*AIM OF THE EXERCISE*. Below are records to transcribe exactly, without their pictures.

----------

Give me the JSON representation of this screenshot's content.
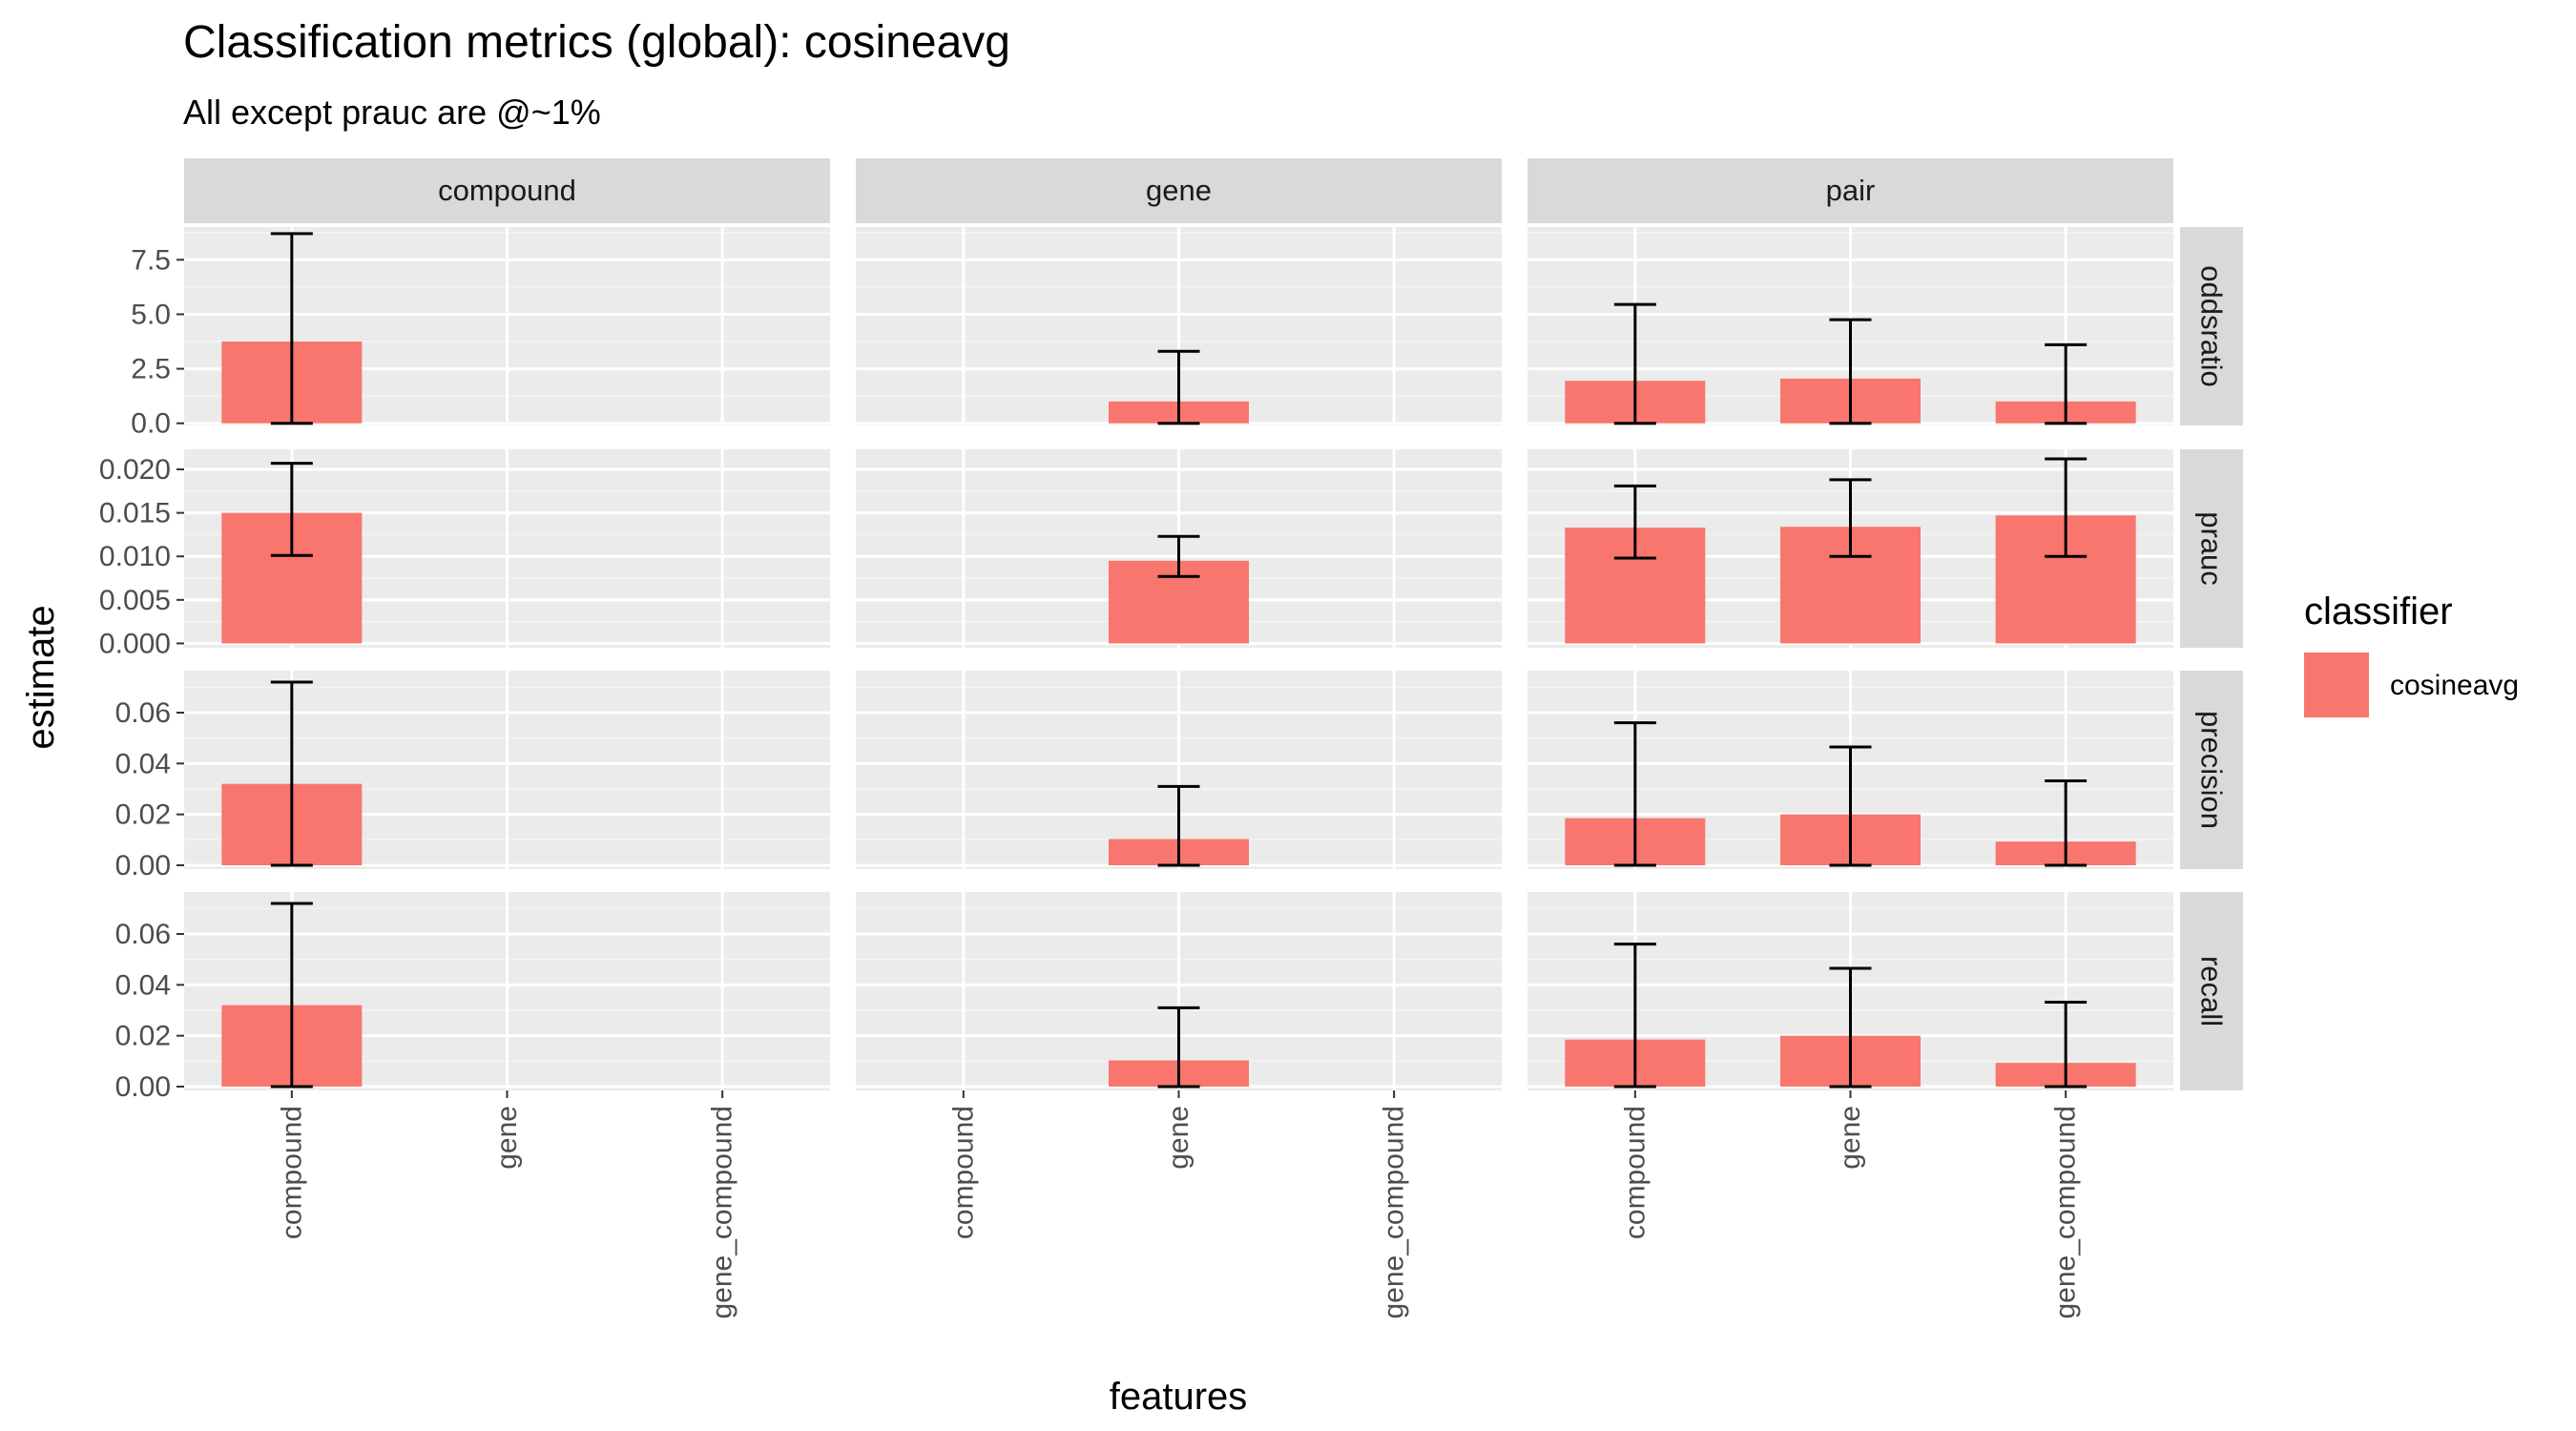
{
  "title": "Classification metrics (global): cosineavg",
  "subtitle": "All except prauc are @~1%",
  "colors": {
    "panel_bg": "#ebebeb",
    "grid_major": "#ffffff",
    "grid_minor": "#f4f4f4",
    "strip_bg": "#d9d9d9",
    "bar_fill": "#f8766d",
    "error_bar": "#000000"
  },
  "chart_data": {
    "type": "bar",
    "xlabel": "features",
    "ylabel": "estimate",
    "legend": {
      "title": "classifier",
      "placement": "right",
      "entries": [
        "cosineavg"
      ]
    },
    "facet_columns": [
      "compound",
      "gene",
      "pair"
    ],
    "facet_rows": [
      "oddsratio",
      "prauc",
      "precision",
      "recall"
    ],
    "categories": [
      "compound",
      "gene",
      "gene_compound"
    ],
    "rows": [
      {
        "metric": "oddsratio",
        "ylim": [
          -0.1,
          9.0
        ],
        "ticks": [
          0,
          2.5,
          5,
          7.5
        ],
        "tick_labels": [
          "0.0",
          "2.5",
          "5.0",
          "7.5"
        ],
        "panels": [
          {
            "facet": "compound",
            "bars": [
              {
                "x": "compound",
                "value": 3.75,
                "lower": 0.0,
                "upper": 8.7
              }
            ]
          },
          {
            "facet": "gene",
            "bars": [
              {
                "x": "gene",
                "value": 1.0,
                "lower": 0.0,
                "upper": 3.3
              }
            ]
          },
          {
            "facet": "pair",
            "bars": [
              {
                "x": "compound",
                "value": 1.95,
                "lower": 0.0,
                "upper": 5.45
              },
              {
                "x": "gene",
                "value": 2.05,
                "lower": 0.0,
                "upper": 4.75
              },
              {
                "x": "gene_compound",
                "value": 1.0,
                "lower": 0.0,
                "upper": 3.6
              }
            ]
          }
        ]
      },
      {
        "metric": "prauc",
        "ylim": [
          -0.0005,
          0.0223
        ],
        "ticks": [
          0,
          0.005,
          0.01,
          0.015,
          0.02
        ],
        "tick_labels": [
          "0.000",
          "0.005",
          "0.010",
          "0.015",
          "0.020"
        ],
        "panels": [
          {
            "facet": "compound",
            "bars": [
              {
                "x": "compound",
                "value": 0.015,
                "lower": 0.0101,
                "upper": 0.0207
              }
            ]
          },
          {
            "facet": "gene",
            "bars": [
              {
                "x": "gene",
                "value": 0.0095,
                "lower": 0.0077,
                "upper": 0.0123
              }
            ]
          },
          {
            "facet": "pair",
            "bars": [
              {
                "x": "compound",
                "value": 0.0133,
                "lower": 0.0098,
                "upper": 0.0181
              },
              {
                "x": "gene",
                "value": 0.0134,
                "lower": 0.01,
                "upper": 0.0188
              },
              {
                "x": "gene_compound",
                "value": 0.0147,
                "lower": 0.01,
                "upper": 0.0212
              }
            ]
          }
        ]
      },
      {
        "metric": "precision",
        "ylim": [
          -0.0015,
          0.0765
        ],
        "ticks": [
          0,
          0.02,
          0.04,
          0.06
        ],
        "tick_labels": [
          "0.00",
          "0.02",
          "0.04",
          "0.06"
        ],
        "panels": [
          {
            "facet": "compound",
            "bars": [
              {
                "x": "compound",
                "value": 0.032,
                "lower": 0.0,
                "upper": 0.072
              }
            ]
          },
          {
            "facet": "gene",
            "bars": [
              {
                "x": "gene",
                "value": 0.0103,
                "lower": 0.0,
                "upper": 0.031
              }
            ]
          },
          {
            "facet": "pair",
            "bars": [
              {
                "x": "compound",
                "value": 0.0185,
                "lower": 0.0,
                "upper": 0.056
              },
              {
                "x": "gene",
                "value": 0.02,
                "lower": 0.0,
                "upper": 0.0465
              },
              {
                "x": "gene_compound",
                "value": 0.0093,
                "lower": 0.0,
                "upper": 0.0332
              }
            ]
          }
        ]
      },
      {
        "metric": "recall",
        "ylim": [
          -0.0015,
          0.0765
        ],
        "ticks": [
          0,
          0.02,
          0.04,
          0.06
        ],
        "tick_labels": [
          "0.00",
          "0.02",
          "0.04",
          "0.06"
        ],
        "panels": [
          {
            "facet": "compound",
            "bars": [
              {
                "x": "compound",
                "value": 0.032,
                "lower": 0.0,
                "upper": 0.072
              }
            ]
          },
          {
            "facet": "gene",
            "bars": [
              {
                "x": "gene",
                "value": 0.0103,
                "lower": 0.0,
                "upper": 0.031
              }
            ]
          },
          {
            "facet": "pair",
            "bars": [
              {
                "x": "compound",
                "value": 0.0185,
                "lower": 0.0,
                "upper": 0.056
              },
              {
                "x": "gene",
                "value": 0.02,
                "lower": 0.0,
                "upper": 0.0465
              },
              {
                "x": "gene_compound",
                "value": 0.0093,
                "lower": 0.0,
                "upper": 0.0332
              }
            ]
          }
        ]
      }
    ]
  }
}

----------

*OUTPUT BELOW*.
Give me the JSON representation of this screenshot's content.
{
  "title": "Classification metrics (global): cosineavg",
  "subtitle": "All except prauc are @~1%",
  "colors": {
    "panel_bg": "#ebebeb",
    "grid_major": "#ffffff",
    "grid_minor": "#f4f4f4",
    "strip_bg": "#d9d9d9",
    "bar_fill": "#f8766d",
    "error_bar": "#000000"
  },
  "chart_data": {
    "type": "bar",
    "xlabel": "features",
    "ylabel": "estimate",
    "legend": {
      "title": "classifier",
      "placement": "right",
      "entries": [
        "cosineavg"
      ]
    },
    "facet_columns": [
      "compound",
      "gene",
      "pair"
    ],
    "facet_rows": [
      "oddsratio",
      "prauc",
      "precision",
      "recall"
    ],
    "categories": [
      "compound",
      "gene",
      "gene_compound"
    ],
    "rows": [
      {
        "metric": "oddsratio",
        "ylim": [
          -0.1,
          9.0
        ],
        "ticks": [
          0,
          2.5,
          5,
          7.5
        ],
        "tick_labels": [
          "0.0",
          "2.5",
          "5.0",
          "7.5"
        ],
        "panels": [
          {
            "facet": "compound",
            "bars": [
              {
                "x": "compound",
                "value": 3.75,
                "lower": 0.0,
                "upper": 8.7
              }
            ]
          },
          {
            "facet": "gene",
            "bars": [
              {
                "x": "gene",
                "value": 1.0,
                "lower": 0.0,
                "upper": 3.3
              }
            ]
          },
          {
            "facet": "pair",
            "bars": [
              {
                "x": "compound",
                "value": 1.95,
                "lower": 0.0,
                "upper": 5.45
              },
              {
                "x": "gene",
                "value": 2.05,
                "lower": 0.0,
                "upper": 4.75
              },
              {
                "x": "gene_compound",
                "value": 1.0,
                "lower": 0.0,
                "upper": 3.6
              }
            ]
          }
        ]
      },
      {
        "metric": "prauc",
        "ylim": [
          -0.0005,
          0.0223
        ],
        "ticks": [
          0,
          0.005,
          0.01,
          0.015,
          0.02
        ],
        "tick_labels": [
          "0.000",
          "0.005",
          "0.010",
          "0.015",
          "0.020"
        ],
        "panels": [
          {
            "facet": "compound",
            "bars": [
              {
                "x": "compound",
                "value": 0.015,
                "lower": 0.0101,
                "upper": 0.0207
              }
            ]
          },
          {
            "facet": "gene",
            "bars": [
              {
                "x": "gene",
                "value": 0.0095,
                "lower": 0.0077,
                "upper": 0.0123
              }
            ]
          },
          {
            "facet": "pair",
            "bars": [
              {
                "x": "compound",
                "value": 0.0133,
                "lower": 0.0098,
                "upper": 0.0181
              },
              {
                "x": "gene",
                "value": 0.0134,
                "lower": 0.01,
                "upper": 0.0188
              },
              {
                "x": "gene_compound",
                "value": 0.0147,
                "lower": 0.01,
                "upper": 0.0212
              }
            ]
          }
        ]
      },
      {
        "metric": "precision",
        "ylim": [
          -0.0015,
          0.0765
        ],
        "ticks": [
          0,
          0.02,
          0.04,
          0.06
        ],
        "tick_labels": [
          "0.00",
          "0.02",
          "0.04",
          "0.06"
        ],
        "panels": [
          {
            "facet": "compound",
            "bars": [
              {
                "x": "compound",
                "value": 0.032,
                "lower": 0.0,
                "upper": 0.072
              }
            ]
          },
          {
            "facet": "gene",
            "bars": [
              {
                "x": "gene",
                "value": 0.0103,
                "lower": 0.0,
                "upper": 0.031
              }
            ]
          },
          {
            "facet": "pair",
            "bars": [
              {
                "x": "compound",
                "value": 0.0185,
                "lower": 0.0,
                "upper": 0.056
              },
              {
                "x": "gene",
                "value": 0.02,
                "lower": 0.0,
                "upper": 0.0465
              },
              {
                "x": "gene_compound",
                "value": 0.0093,
                "lower": 0.0,
                "upper": 0.0332
              }
            ]
          }
        ]
      },
      {
        "metric": "recall",
        "ylim": [
          -0.0015,
          0.0765
        ],
        "ticks": [
          0,
          0.02,
          0.04,
          0.06
        ],
        "tick_labels": [
          "0.00",
          "0.02",
          "0.04",
          "0.06"
        ],
        "panels": [
          {
            "facet": "compound",
            "bars": [
              {
                "x": "compound",
                "value": 0.032,
                "lower": 0.0,
                "upper": 0.072
              }
            ]
          },
          {
            "facet": "gene",
            "bars": [
              {
                "x": "gene",
                "value": 0.0103,
                "lower": 0.0,
                "upper": 0.031
              }
            ]
          },
          {
            "facet": "pair",
            "bars": [
              {
                "x": "compound",
                "value": 0.0185,
                "lower": 0.0,
                "upper": 0.056
              },
              {
                "x": "gene",
                "value": 0.02,
                "lower": 0.0,
                "upper": 0.0465
              },
              {
                "x": "gene_compound",
                "value": 0.0093,
                "lower": 0.0,
                "upper": 0.0332
              }
            ]
          }
        ]
      }
    ]
  }
}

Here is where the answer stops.